> _Stated task 1_
Change "Chicken" to "Turkey" in the listing, from its first line through the line containing "unselected-indicator-dot — [470, 237, 479, 246]", and reproduce those lines with nothing else altered.
+ + + + +
To be eligible for SNAP benefits, household members between the ages of 16 and 60 also must comply with work requirements set out in 7 CFR 273.7, promulgated pursuant to the statutory conditions of participation in the program (see 7 USC § 2015[d]). Household members between the ages of 18 and 50 who are students are exempt from the work requirements set forth in section 273.7 but are not eligible to participate in SNAP unless they comply with student-specific eligibility requirements found in 7 CFR 273.5(b) (see 7 USC § 2015[e]; 7 CFR 273.7[b][viii]). Students can satisfy those requirements by working a minimum of 20 hours per week, participating in a state or federally financed work-study program, or participating in an on-the-job training program, among other ways. Some students are eligible for SNAP without participating in qualifying work, such as those who are physically or mentally unfit, receiving Temporary Assistance for Needy Families benefits, or responsible for the care of certain dependents.
Federal regulations govern the way in which administering state agencies account for the income of people who fall within or without SNAP eligibility rules (see 7 CFR 273.11). When a household member is ineligible for SNAP benefits based on a failure to comply with the work requirements of section 273.7, that person's income nevertheless counts as income available to the household under section 273.11(c)(1). In other words, the household is penalized when one of its members fails to meet work requirements because that person is not counted as a member of the household, lowering the denominator in the income-to-people ratio, though that person's income is still counted in the numerator.
According to the student-specific rules of 7 CFR 273.5, "the income and resources of an ineligible student shall be handled as outlined in § 273.11(d)," which is different from the regulations' treatment of other SNAP-ineligible people, whose income is handled under section 273.11(c). In turn, section 273.11(d) excludes the income of certain nonhousehold members from the household. The effect is that a household is penalized for income attributable to someone who fails to comply with work requirements, immigration requirements, or other rules of SNAP (such as refusing to obtain or provide a social security number) but is not penalized for income attributable to a SNAP-ineligible student. The rulemaking history of section 273.5 confirms that it was USDA's intent to treat students differently from other SNAP-ineligible people, as evidenced by that agency's response to comments in its final rule:
"Two State agencies and a Regional office questioned the classification of ineligible students as non-household members rather than disqualified individuals for purposes of handling their income and resources. The State agencies felt that a student's income and resources should be considered in determining the eligibility and benefit level of the food stamp household. The Department feels, however, that students who do not meet one of the eligibility criteria of Pub. L. 96-249 [adding student eligibility requirements of 7 USC 2015(e)] do not fall into the same class as a person who has unlawfully entered the country or who has refused to provide his or her social security number"
(1980 Food Stamp Amendments; Eligibility Limits; Final Rule, 46 FR 43020, 43023-43024 ).
Applying the regulations to the case at bar, if Ms. Leggio's two eldest children are the owners of their pro rata shares of the child support payments, then those funds are not household income. At the relevant time, the children were under the age of 22 and lived at home, making them mandatory household members (7 CFR 273.1[b][ii]). They were not eligible to participate in SNAP because they failed to comply with student-specific eligibility requirements (7 CFR 273.5[b]). But as ineligible college students, their income would not count towards the income of their household (7 CFR 273.5[d], 273.11[d]).
+ + + + +
> _Stated task 2_
Translate this sentence from the excerpt on SNAP eligibility into Spanish: "In turn, section 273.11(d) excludes the income of certain nonhousehold members from the household."

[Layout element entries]
+ + + + +
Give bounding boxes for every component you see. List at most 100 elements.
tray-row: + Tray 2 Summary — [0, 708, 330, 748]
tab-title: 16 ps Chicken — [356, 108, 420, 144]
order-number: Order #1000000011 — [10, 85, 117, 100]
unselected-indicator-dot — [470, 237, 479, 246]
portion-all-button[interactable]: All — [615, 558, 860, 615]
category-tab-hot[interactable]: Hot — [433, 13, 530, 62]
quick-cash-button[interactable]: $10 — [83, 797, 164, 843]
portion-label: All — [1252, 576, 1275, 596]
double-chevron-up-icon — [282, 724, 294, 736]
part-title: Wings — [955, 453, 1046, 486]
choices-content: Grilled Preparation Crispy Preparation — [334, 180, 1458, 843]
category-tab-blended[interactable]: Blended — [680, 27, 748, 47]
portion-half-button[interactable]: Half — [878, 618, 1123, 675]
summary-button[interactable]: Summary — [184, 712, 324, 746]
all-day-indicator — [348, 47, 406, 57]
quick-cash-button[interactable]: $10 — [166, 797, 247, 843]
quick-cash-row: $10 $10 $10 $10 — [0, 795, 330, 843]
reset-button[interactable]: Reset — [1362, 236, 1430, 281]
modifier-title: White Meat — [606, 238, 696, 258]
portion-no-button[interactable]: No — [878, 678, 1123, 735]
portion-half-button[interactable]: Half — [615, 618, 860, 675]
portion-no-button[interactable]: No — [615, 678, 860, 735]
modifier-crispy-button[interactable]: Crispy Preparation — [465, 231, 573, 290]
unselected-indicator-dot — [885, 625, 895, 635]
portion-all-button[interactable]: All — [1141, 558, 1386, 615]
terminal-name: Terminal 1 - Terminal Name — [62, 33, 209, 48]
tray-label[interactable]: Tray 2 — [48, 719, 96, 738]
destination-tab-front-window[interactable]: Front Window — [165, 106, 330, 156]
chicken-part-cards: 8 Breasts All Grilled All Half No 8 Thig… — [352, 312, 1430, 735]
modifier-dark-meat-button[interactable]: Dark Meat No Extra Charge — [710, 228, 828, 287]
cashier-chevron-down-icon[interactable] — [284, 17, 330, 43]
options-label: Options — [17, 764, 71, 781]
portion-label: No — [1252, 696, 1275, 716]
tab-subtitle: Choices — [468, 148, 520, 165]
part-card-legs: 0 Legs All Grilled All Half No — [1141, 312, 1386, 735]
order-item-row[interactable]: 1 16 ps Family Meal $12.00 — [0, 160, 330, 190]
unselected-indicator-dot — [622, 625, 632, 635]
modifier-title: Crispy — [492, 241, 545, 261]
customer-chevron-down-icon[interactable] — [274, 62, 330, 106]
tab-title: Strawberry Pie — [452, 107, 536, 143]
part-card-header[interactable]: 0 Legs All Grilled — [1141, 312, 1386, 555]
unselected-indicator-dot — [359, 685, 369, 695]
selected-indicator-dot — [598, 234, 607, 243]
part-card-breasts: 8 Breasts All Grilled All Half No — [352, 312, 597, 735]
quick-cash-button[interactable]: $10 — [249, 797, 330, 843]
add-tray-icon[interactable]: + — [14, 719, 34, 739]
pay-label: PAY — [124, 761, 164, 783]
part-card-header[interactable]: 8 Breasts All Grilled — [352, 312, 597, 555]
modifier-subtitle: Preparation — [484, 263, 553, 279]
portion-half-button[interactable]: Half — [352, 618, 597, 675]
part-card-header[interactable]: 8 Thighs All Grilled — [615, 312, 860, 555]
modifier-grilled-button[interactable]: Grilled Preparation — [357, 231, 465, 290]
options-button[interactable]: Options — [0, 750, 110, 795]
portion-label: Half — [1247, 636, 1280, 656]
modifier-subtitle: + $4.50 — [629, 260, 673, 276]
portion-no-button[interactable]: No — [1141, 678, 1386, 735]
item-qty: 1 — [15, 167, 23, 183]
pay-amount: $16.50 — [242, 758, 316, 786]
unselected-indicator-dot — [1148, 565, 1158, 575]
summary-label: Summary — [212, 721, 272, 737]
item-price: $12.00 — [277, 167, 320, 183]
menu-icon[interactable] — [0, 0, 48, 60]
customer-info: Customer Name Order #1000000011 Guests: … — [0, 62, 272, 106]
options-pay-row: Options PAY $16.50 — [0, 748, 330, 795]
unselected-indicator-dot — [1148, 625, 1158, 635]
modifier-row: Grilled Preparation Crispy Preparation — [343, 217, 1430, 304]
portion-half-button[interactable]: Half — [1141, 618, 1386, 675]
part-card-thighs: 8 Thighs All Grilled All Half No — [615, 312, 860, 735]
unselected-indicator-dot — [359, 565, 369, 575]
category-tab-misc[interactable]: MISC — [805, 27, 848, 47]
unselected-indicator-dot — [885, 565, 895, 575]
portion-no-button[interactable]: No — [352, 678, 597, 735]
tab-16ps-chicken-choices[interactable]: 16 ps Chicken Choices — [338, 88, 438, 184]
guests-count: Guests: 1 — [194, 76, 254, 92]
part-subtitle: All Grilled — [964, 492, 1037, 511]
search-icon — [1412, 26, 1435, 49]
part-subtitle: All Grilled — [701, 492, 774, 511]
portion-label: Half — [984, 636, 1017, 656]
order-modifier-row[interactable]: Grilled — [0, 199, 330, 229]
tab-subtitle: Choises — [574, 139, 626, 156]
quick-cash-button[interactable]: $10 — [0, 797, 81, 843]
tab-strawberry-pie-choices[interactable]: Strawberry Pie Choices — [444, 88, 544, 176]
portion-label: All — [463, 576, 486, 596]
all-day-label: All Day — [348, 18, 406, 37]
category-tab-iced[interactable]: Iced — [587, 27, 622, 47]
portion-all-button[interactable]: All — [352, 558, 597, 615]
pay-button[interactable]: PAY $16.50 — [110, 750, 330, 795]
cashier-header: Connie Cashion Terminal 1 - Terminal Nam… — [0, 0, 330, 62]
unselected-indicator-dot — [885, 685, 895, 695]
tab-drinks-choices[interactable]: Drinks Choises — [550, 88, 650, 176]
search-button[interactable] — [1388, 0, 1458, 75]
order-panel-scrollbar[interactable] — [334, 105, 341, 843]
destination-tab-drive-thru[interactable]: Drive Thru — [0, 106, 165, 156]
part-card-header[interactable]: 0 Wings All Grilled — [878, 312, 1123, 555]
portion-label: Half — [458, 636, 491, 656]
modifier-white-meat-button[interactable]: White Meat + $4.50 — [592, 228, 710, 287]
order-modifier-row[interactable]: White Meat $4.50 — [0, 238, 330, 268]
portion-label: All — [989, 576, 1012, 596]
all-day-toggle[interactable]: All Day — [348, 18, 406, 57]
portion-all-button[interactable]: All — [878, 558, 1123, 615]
+ + + + +
> _Correct output 1_
Give bounding boxes for every component you see. List at most 100 elements.
tray-row: + Tray 2 Summary — [0, 708, 330, 748]
tab-title: 16 ps Turkey — [356, 108, 420, 144]
order-number: Order #1000000011 — [10, 85, 117, 100]
unselected-indicator-dot — [470, 237, 479, 246]

> _Correct output 2_
A su vez, la sección 273.11(d) excluye del hogar los ingresos de ciertas personas que no son miembros del hogar.